[Start]

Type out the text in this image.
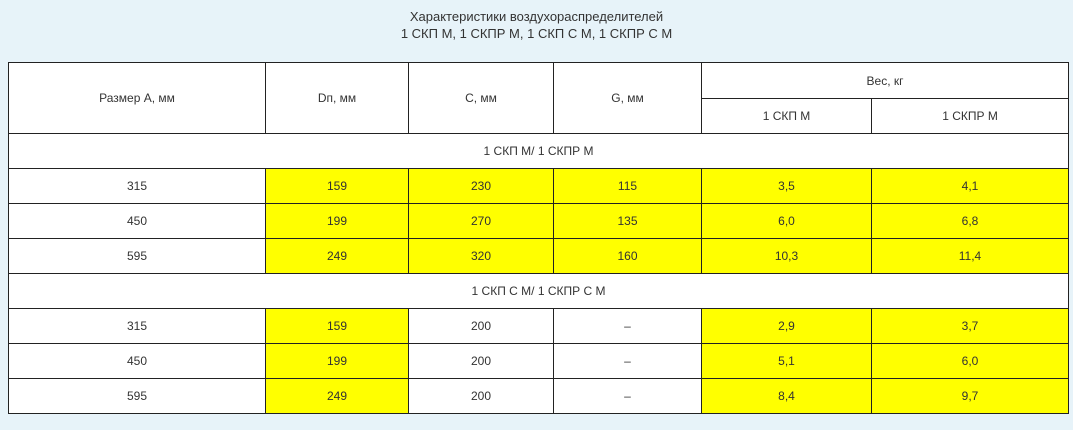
Характеристики воздухораспределителей
1 СКП М, 1 СКПР М, 1 СКП С М, 1 СКПР С М
Размер А, мм	Dп, мм	С, мм	G, мм	Вес, кг	
				1 СКП М	1 СКПР М
1 СКП М/ 1 СКПР М					
315	159	230	115	3,5	4,1
450	199	270	135	6,0	6,8
595	249	320	160	10,3	11,4
1 СКП С М/ 1 СКПР С М					
315	159	200	–	2,9	3,7
450	199	200	–	5,1	6,0
595	249	200	–	8,4	9,7
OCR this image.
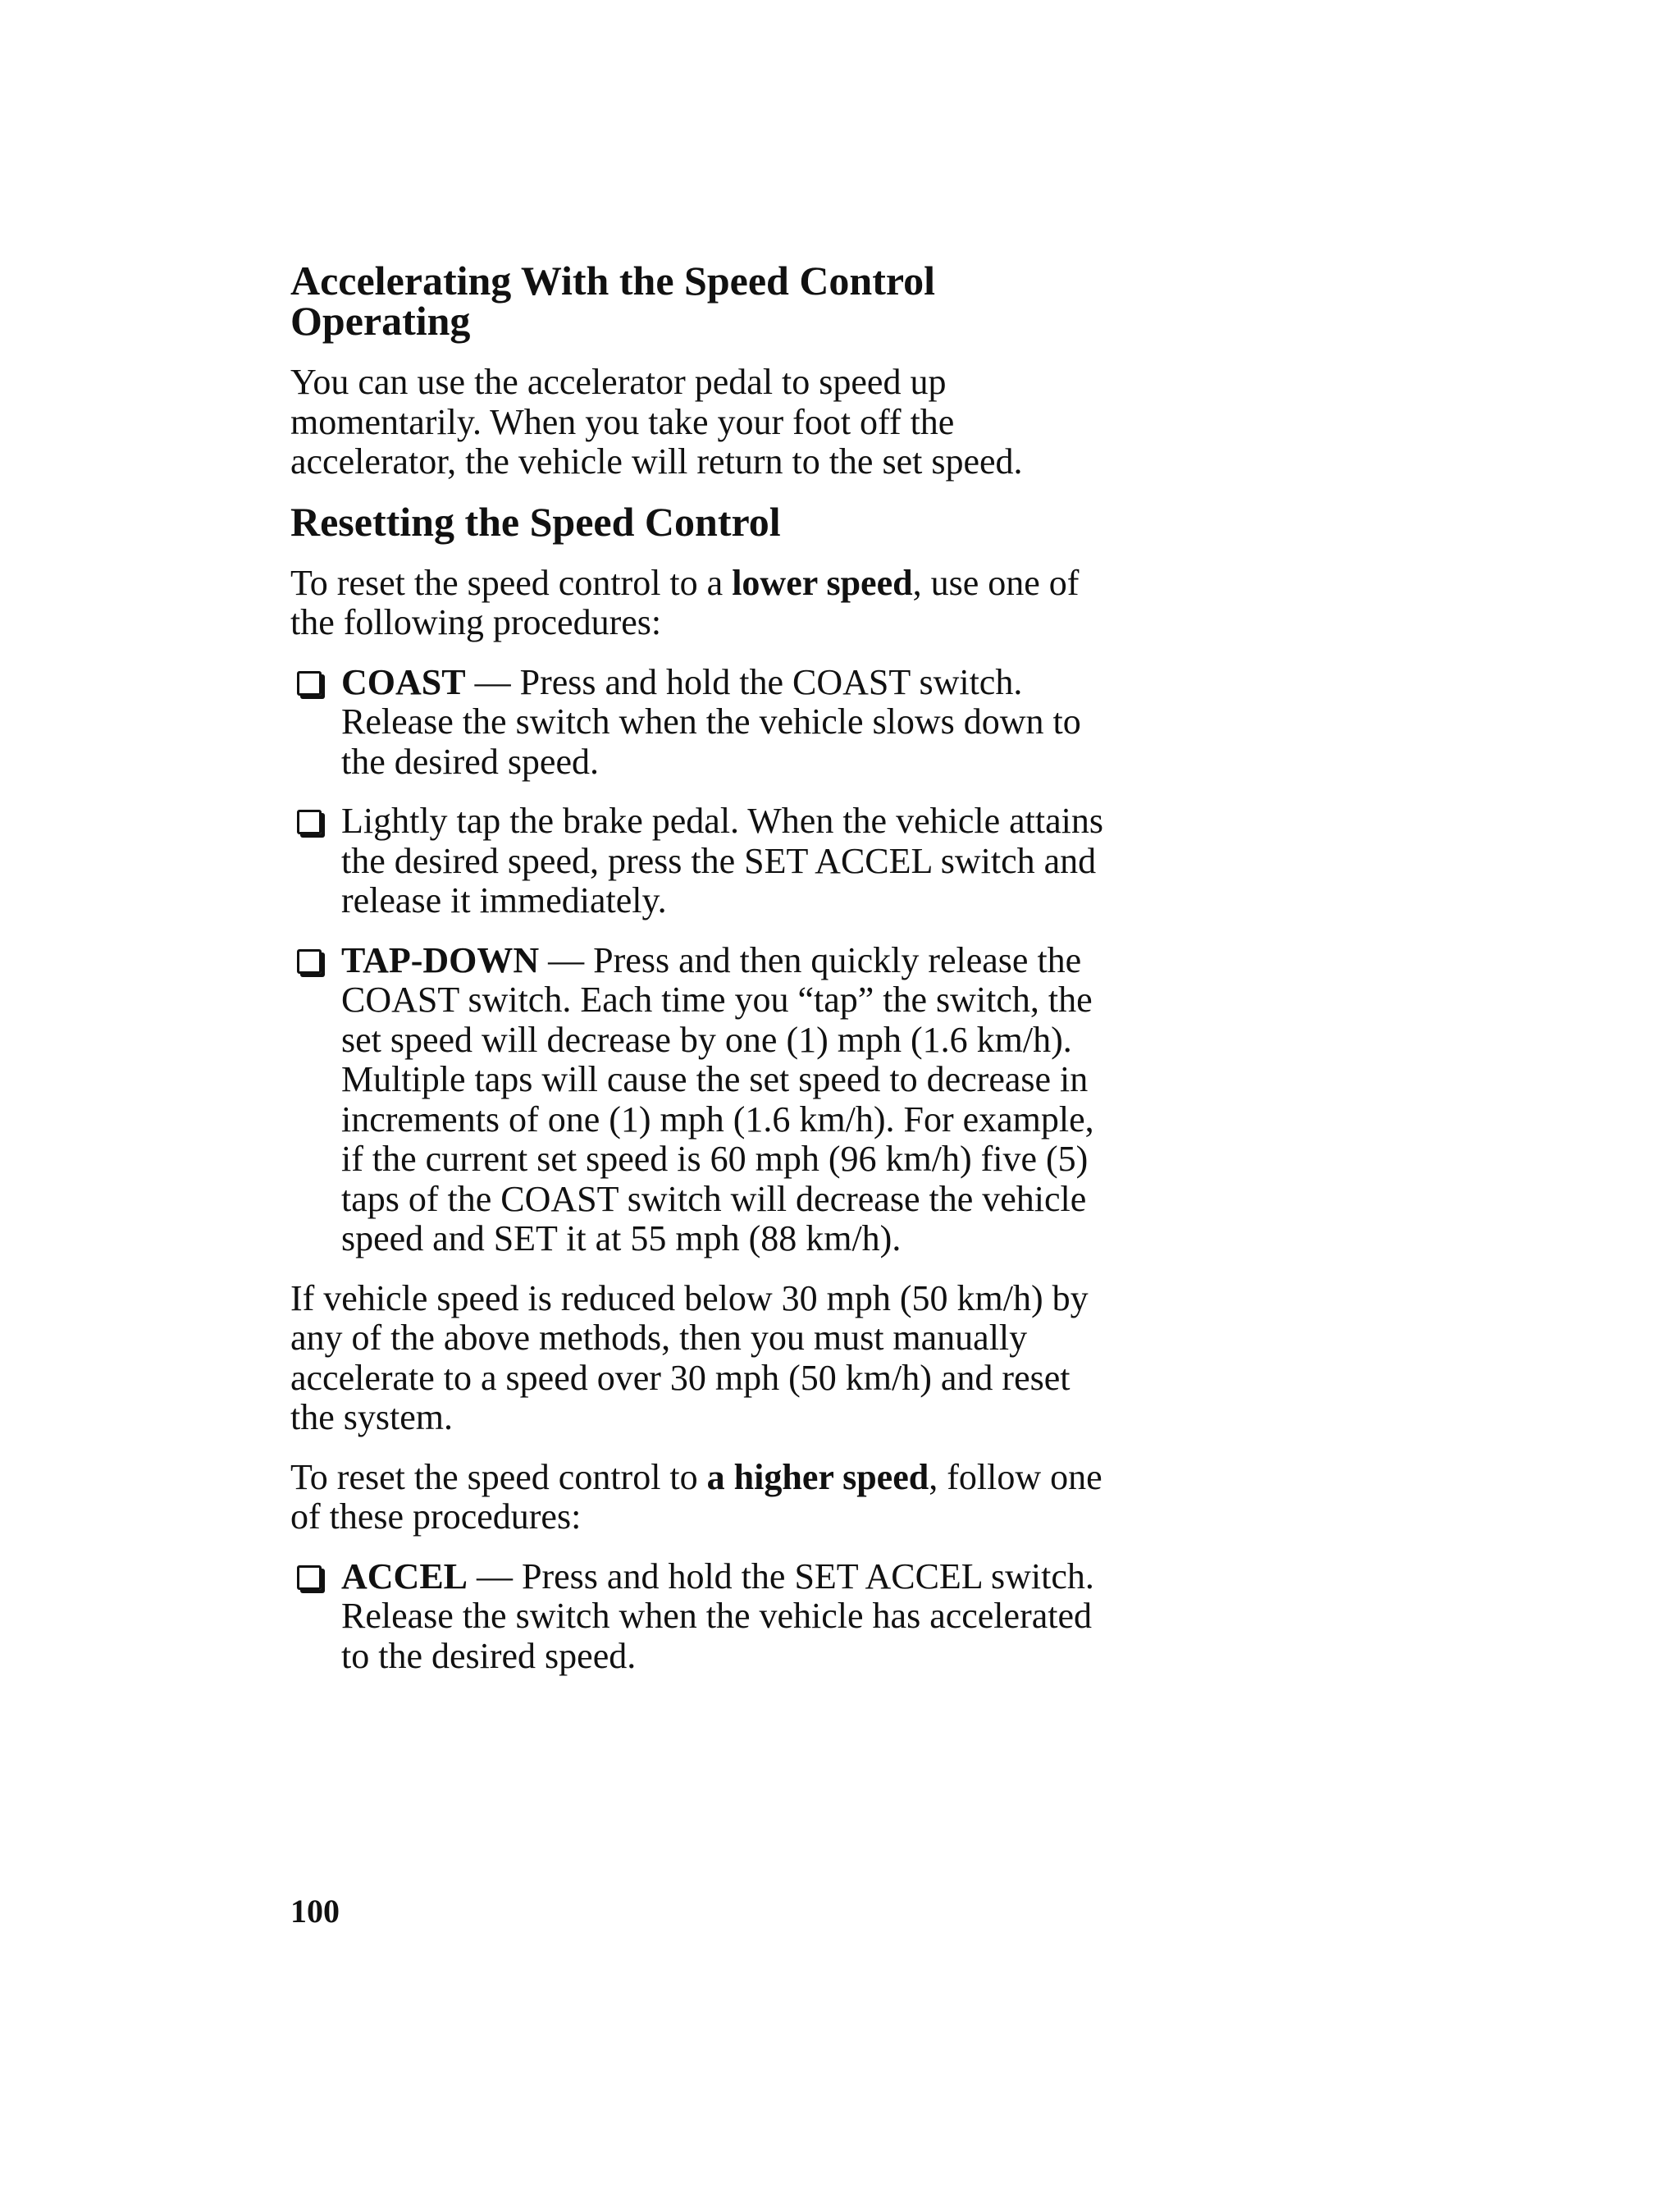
Accelerating With the Speed Control
Operating

You can use the accelerator pedal to speed up momentarily. When you take your foot off the accelerator, the vehicle will return to the set speed.

Resetting the Speed Control

To reset the speed control to a lower speed, use one of the following procedures:

COAST — Press and hold the COAST switch. Release the switch when the vehicle slows down to the desired speed.

Lightly tap the brake pedal. When the vehicle attains the desired speed, press the SET ACCEL switch and release it immediately.

TAP-DOWN — Press and then quickly release the COAST switch. Each time you “tap” the switch, the set speed will decrease by one (1) mph (1.6 km/h). Multiple taps will cause the set speed to decrease in increments of one (1) mph (1.6 km/h). For example, if the current set speed is 60 mph (96 km/h) five (5) taps of the COAST switch will decrease the vehicle speed and SET it at 55 mph (88 km/h).

If vehicle speed is reduced below 30 mph (50 km/h) by any of the above methods, then you must manually accelerate to a speed over 30 mph (50 km/h) and reset the system.

To reset the speed control to a higher speed, follow one of these procedures:

ACCEL — Press and hold the SET ACCEL switch. Release the switch when the vehicle has accelerated to the desired speed.

100
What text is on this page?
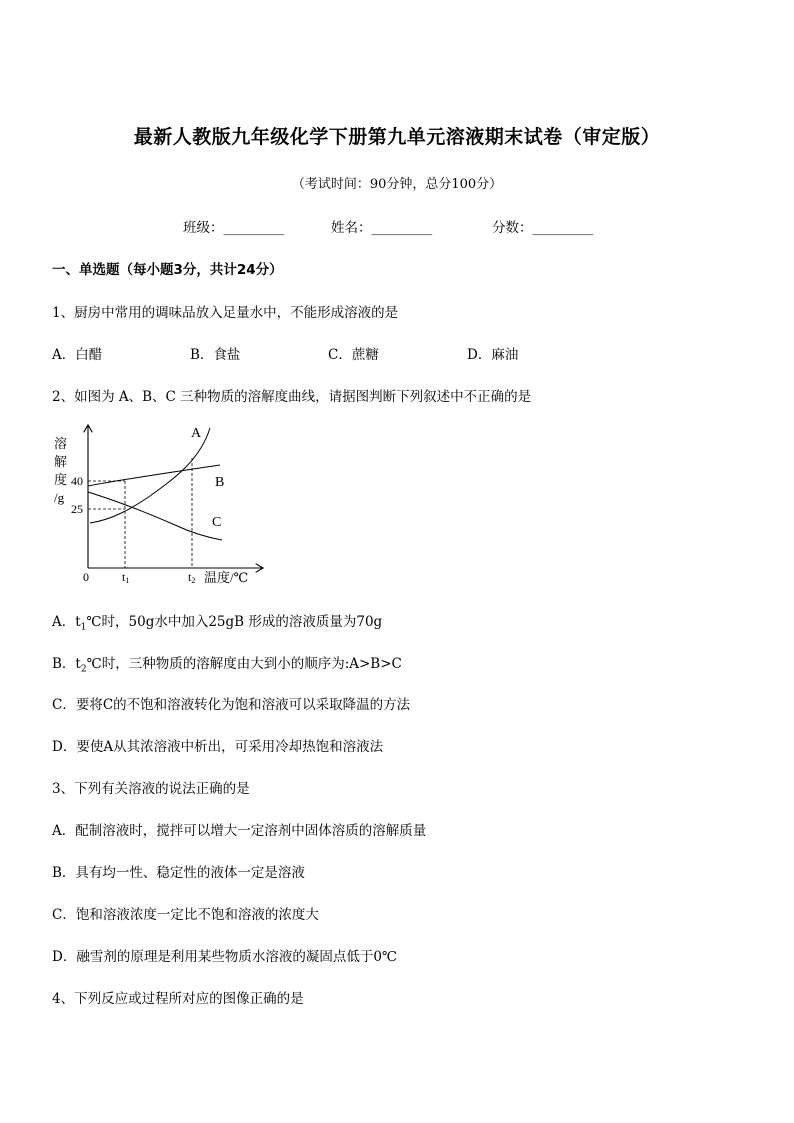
最新人教版九年级化学下册第九单元溶液期末试卷（审定版）
（考试时间：90分钟，总分100分）
班级：_________	姓名：_________	分数：_________
一、单选题（每小题3分，共计24分）
1、厨房中常用的调味品放入足量水中，不能形成溶液的是
A．白醋	B．食盐	C．蔗糖	D．麻油
2、如图为 A、B、C 三种物质的溶解度曲线，请据图判断下列叙述中不正确的是
溶
解
度
/g
40
25
0	t1	t2 温度/℃
A
B
C
A．$t_1℃$时，50g水中加入25gB 形成的溶液质量为70g
B．$t_2℃$时，三种物质的溶解度由大到小的顺序为:A>B>C
C．要将C的不饱和溶液转化为饱和溶液可以采取降温的方法
D．要使A从其浓溶液中析出，可采用冷却热饱和溶液法
3、下列有关溶液的说法正确的是
A．配制溶液时，搅拌可以增大一定溶剂中固体溶质的溶解质量
B．具有均一性、稳定性的液体一定是溶液
C．饱和溶液浓度一定比不饱和溶液的浓度大
D．融雪剂的原理是利用某些物质水溶液的凝固点低于0℃
4、下列反应或过程所对应的图像正确的是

[End]

_THE TASK:_
Beginning with the line that contains "What text is on this page?", repeat every remaining line of the data exactly, the last line included, and omit pictures.

_SOLUTION:_
What text is on this page?
最新人教版九年级化学下册第九单元溶液期末试卷（审定版）
（考试时间：90分钟，总分100分）
班级：_________	姓名：_________	分数：_________
一、单选题（每小题3分，共计24分）
1、厨房中常用的调味品放入足量水中，不能形成溶液的是
A．白醋	B．食盐	C．蔗糖	D．麻油
2、如图为 A、B、C 三种物质的溶解度曲线，请据图判断下列叙述中不正确的是
溶
解
度
/g
40
25
0	t1	t2 温度/℃
A
B
C
A．$t_1℃$时，50g水中加入25gB 形成的溶液质量为70g
B．$t_2℃$时，三种物质的溶解度由大到小的顺序为:A>B>C
C．要将C的不饱和溶液转化为饱和溶液可以采取降温的方法
D．要使A从其浓溶液中析出，可采用冷却热饱和溶液法
3、下列有关溶液的说法正确的是
A．配制溶液时，搅拌可以增大一定溶剂中固体溶质的溶解质量
B．具有均一性、稳定性的液体一定是溶液
C．饱和溶液浓度一定比不饱和溶液的浓度大
D．融雪剂的原理是利用某些物质水溶液的凝固点低于0℃
4、下列反应或过程所对应的图像正确的是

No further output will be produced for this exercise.